▸ Exercise data:

>> start

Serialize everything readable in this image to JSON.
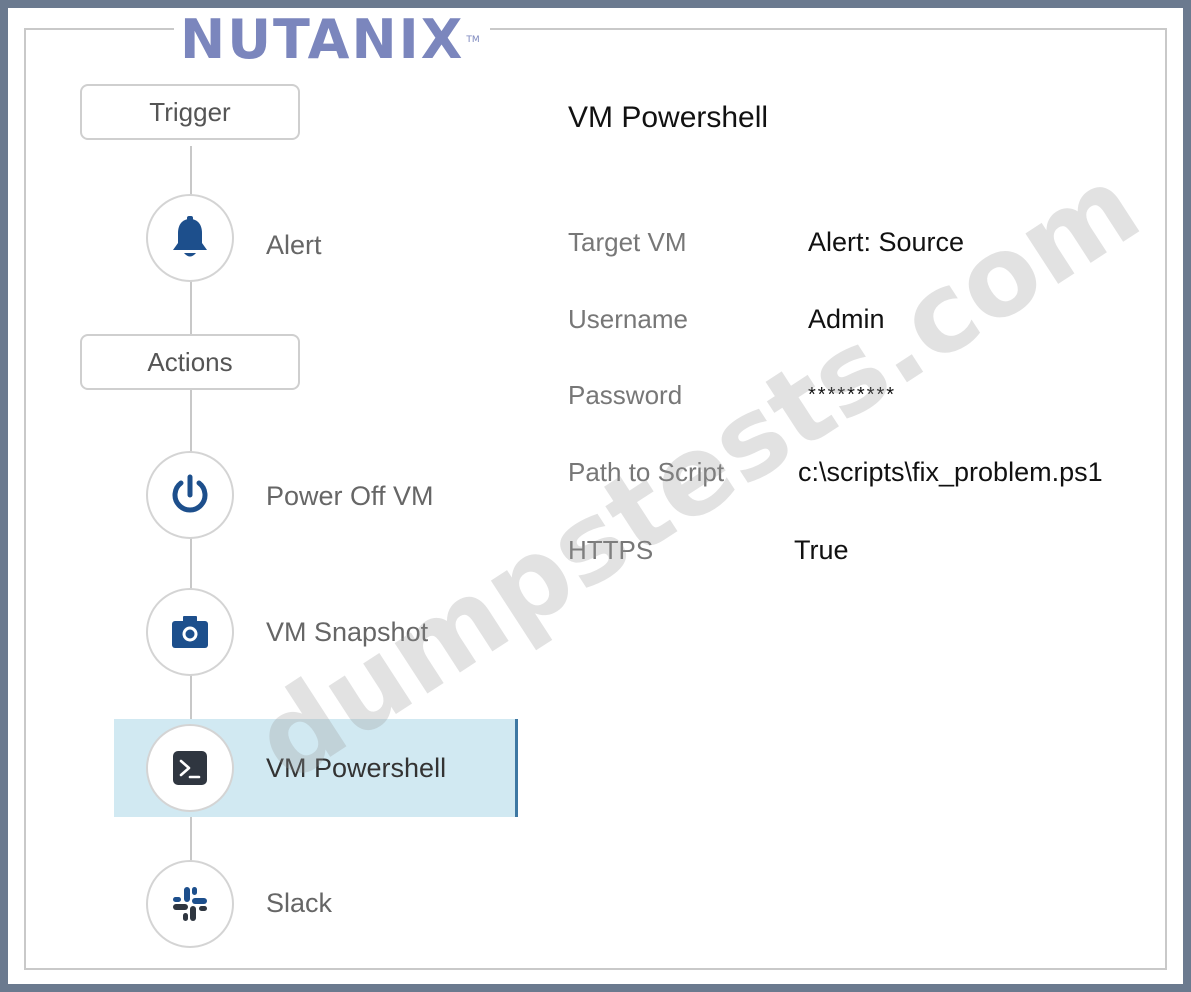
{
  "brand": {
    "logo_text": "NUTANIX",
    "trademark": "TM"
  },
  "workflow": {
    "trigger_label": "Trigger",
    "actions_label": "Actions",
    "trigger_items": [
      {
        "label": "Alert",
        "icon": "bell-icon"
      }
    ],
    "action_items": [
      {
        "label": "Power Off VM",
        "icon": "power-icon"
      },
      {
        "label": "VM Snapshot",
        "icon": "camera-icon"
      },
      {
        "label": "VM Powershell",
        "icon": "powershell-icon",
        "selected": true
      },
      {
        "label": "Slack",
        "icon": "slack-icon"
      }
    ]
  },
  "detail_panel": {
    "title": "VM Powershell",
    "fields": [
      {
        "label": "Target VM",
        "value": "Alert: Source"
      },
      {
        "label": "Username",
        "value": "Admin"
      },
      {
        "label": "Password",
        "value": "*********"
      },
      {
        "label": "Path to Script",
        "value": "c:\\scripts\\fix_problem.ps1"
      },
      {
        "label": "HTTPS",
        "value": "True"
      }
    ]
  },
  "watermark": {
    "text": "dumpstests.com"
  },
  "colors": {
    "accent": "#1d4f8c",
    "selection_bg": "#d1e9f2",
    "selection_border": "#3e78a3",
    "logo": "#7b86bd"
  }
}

>> end
>> start

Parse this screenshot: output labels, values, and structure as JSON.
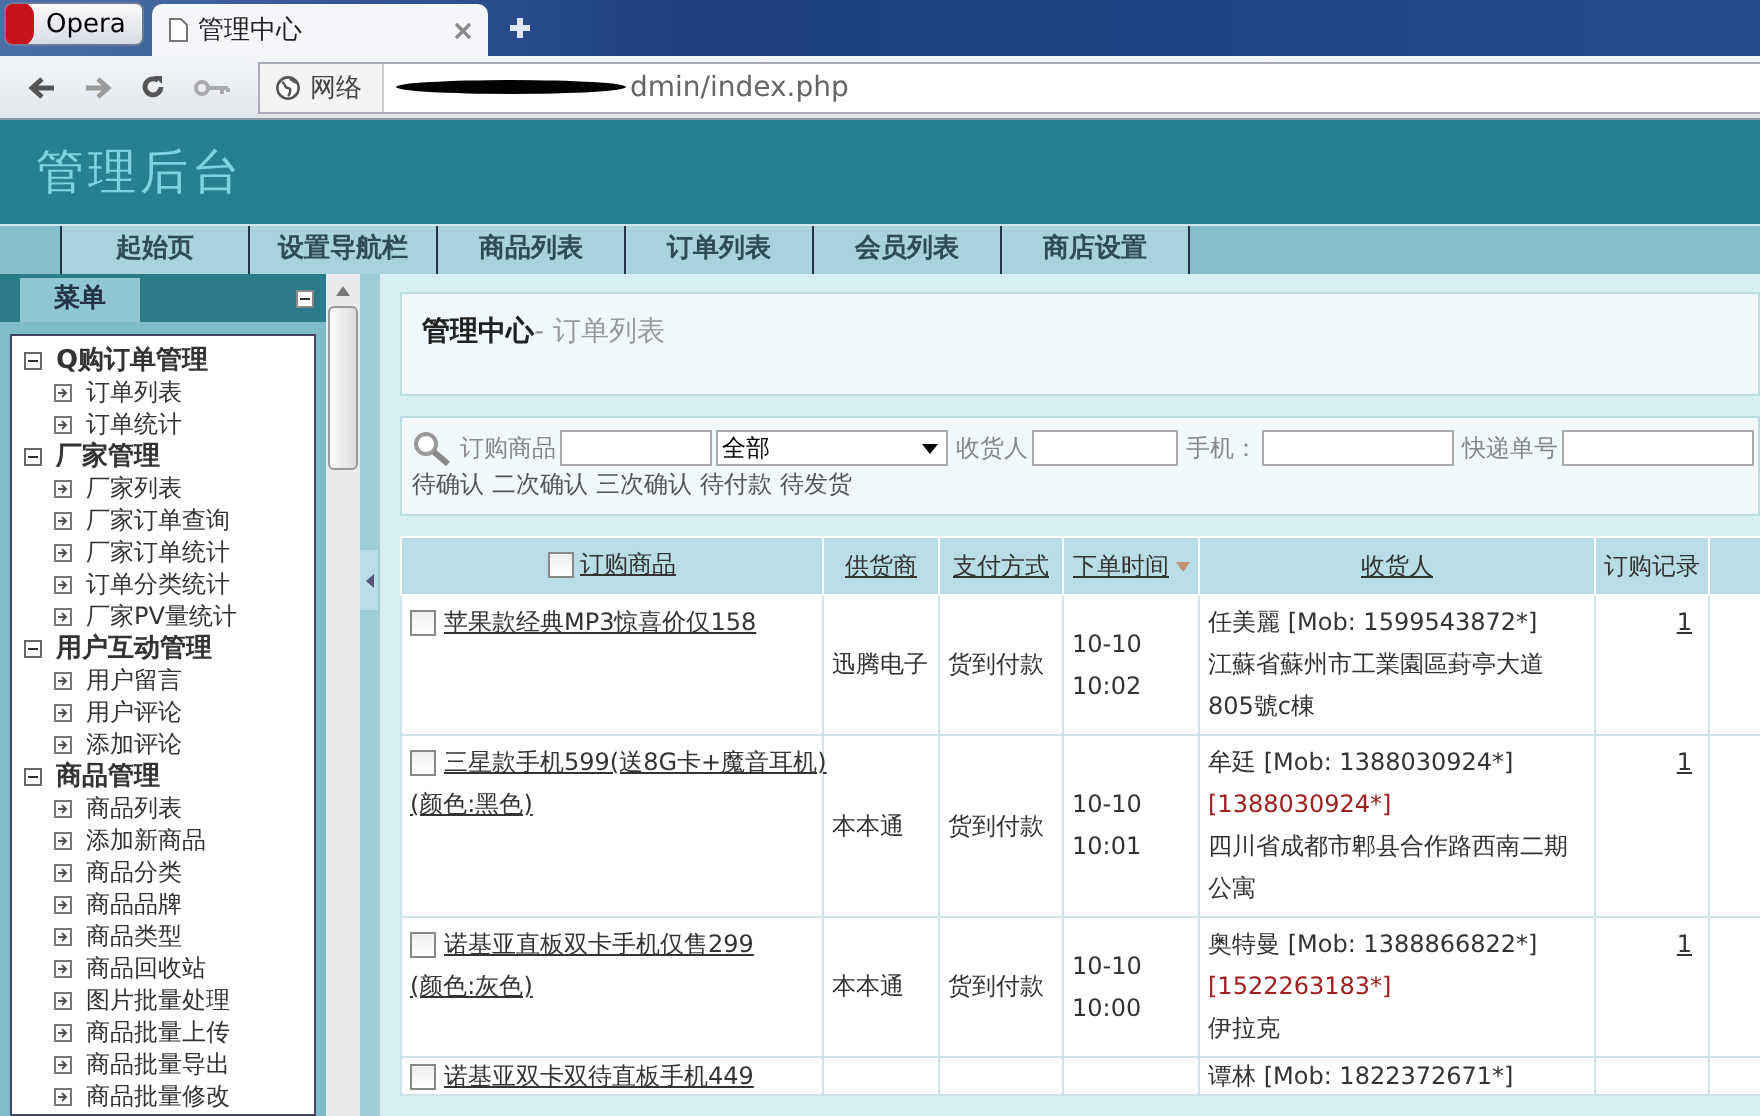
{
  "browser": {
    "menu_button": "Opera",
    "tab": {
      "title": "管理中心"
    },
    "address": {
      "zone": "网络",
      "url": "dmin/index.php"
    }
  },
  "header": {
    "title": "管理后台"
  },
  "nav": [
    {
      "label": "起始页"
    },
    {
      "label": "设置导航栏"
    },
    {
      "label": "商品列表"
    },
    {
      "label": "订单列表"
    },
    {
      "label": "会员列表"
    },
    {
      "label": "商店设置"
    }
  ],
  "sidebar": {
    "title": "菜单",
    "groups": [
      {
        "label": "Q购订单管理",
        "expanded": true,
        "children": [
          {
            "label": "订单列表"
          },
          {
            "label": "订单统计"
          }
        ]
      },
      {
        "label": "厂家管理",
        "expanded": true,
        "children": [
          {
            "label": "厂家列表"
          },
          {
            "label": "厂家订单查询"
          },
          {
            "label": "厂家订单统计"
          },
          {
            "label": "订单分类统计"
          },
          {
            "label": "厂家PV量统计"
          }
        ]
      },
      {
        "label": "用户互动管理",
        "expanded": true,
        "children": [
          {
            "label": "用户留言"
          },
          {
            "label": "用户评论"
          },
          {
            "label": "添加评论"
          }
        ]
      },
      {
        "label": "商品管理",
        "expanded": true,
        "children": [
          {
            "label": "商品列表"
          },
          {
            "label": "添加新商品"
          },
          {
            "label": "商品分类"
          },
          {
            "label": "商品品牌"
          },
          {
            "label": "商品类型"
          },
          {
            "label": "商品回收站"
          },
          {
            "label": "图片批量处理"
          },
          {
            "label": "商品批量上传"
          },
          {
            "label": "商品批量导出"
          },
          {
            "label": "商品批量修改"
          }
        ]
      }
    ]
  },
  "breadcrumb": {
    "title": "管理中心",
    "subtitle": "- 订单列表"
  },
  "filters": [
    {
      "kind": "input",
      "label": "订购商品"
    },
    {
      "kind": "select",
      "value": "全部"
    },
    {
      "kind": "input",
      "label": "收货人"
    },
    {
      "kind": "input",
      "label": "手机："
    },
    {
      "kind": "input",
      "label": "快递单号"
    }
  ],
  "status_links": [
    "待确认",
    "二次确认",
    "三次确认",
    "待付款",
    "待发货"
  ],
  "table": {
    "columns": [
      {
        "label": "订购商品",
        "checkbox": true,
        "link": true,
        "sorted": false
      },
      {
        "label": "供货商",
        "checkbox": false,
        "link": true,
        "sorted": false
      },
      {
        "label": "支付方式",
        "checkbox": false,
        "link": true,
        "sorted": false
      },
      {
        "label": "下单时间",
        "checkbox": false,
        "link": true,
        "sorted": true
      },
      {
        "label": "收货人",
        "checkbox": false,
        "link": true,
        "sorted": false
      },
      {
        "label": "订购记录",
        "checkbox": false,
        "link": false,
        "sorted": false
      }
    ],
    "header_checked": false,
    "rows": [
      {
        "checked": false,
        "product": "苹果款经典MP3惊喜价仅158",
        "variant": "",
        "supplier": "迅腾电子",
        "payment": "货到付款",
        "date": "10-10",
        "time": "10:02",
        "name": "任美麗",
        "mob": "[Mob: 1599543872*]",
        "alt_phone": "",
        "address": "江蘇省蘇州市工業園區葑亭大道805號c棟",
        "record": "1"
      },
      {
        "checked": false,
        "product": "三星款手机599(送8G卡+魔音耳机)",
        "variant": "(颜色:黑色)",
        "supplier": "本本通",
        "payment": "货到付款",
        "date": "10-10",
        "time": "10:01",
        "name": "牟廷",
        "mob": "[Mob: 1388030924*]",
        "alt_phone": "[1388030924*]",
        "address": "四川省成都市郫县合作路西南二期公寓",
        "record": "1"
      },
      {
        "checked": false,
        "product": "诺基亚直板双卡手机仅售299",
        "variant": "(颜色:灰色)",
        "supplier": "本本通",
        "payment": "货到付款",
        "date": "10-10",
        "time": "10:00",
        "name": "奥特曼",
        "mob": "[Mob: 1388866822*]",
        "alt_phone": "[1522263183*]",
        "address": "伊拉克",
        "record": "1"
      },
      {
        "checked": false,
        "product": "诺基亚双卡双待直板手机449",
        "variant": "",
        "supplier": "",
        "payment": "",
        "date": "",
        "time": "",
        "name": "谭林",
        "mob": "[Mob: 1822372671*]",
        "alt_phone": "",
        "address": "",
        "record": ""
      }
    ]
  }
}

>> end

Pull out each line of the records holding the string "订单列表".

      "label": "订单列表"
            "label": "订单列表"
    "subtitle": "- 订单列表"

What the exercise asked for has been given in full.